◆ **Do this**: Pull every "image" line out of the data below.

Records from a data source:
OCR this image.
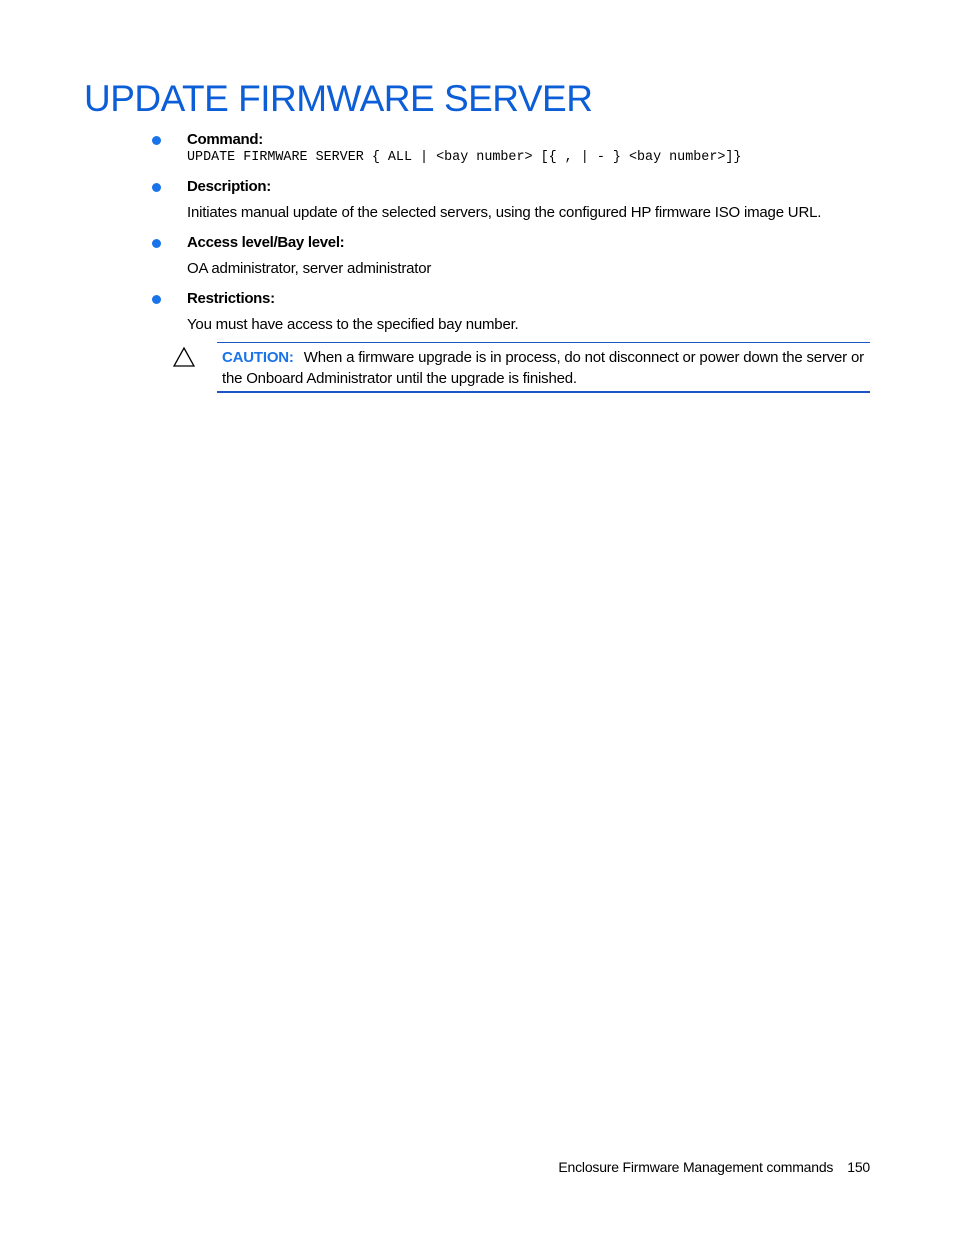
UPDATE FIRMWARE SERVER
Command:
UPDATE FIRMWARE SERVER { ALL | <bay number> [{ , | - } <bay number>]}
Description:
Initiates manual update of the selected servers, using the configured HP firmware ISO image URL.
Access level/Bay level:
OA administrator, server administrator
Restrictions:
You must have access to the specified bay number.
CAUTION: When a firmware upgrade is in process, do not disconnect or power down the server or the Onboard Administrator until the upgrade is finished.
Enclosure Firmware Management commands 150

◆ **Response to this exercise**:
OCR this image.
Initiates manual update of the selected servers, using the configured HP firmware ISO image URL.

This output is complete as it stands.